─── Provided passage


    I have worked as a staff development officer in residential child care and spent months collating all of the disparate training courses we were running and converting them into an NVQ. Unfortunately, my employing LA balked at the cost of implementation. It seems that your NVQ experience was even worse, you did something that I would have been ashamed of implementing. Competency based framework is probably the best you can hope for and this approach can undermine true professionalism (cf. ‘The Challenge of Competence’ edited by Hodkinson & Isset). College based professional traiining is currently a neoliberal money-spinner for education providers. It is likely to cost you and your colleagues dear from which you may never recover when due to austerity employers are unable to fund proper pay increases that your professional qualification would require.

    There is also the strait-jacket of professional regulation. As an ex social worker who was suspended but who won the LA disciplinary, there was no escape from the HCPC who pursued me relentlessly. If you are unable to afford legal representation then HCPC hearings resemble kangaroo courts, and having been through 8 days of hearing, practitioners stand no chance (cf. my ‘Social work as misconduct’ presentation uploaded on Slideshare). Many people both within and without regulated professions believe that professional regulation protects the public. I learned it protects employers instead – which leads me to my final point about your context.

    During training sessions two issues kept on being raised with me as the trainer. The first was the expressed view of young people to their care workers that they wanted to talk about their abuse but wanted it safeguarded and not acted on by agencies. The second issue was a practice called ‘de-quilting’ which staff felt ashamed and embarrassed by because often this exposed a young person in bed who was semi-naked or naked. When I took these issues up with my line manager and with senior managers they told me that it was my role to enforce existing policies, not to raise concerns from front-line staff about policies with them. In my experience social care has been riddled with policies and procedures which staff need to comply with even though they may have harmful consequences. Professionalism offers no solution to this. Whistle-blowers often lose their jobs and professionals like me who just want to try something different, useful and helpful can get suspended and sanctioned.

──────
─── Data supplied

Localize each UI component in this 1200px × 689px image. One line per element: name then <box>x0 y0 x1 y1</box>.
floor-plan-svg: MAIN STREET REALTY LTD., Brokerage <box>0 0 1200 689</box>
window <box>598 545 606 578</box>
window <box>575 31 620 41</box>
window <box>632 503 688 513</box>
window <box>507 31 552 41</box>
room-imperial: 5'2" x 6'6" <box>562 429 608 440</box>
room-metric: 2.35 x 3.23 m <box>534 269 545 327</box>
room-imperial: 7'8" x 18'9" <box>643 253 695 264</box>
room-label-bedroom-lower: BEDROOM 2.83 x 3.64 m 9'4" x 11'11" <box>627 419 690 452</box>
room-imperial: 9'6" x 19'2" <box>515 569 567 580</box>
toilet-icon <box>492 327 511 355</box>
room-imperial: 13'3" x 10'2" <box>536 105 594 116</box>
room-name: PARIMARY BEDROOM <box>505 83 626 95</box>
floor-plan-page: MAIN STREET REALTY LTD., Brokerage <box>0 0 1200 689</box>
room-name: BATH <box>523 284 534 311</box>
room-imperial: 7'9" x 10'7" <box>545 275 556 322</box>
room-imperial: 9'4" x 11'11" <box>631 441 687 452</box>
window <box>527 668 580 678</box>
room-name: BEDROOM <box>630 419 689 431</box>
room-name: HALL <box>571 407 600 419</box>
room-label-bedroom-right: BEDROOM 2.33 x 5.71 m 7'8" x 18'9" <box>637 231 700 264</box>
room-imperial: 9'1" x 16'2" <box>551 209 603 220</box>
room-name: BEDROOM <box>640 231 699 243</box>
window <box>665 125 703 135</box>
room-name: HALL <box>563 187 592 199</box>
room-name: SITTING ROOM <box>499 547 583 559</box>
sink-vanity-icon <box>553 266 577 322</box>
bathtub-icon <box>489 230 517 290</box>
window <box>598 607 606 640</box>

──────

• Task objective:
Please update the commentary on professional training, starting at "I have worked" and ending at "qualification would require.", with "neoliberal" changed to "lucrative".

• Expected answer:
I have worked as a staff development officer in residential child care and spent months collating all of the disparate training courses we were running and converting them into an NVQ. Unfortunately, my employing LA balked at the cost of implementation. It seems that your NVQ experience was even worse, you did something that I would have been ashamed of implementing. Competency based framework is probably the best you can hope for and this approach can undermine true professionalism (cf. ‘The Challenge of Competence’ edited by Hodkinson & Isset). College based professional traiining is currently a lucrative money-spinner for education providers. It is likely to cost you and your colleagues dear from which you may never recover when due to austerity employers are unable to fund proper pay increases that your professional qualification would require.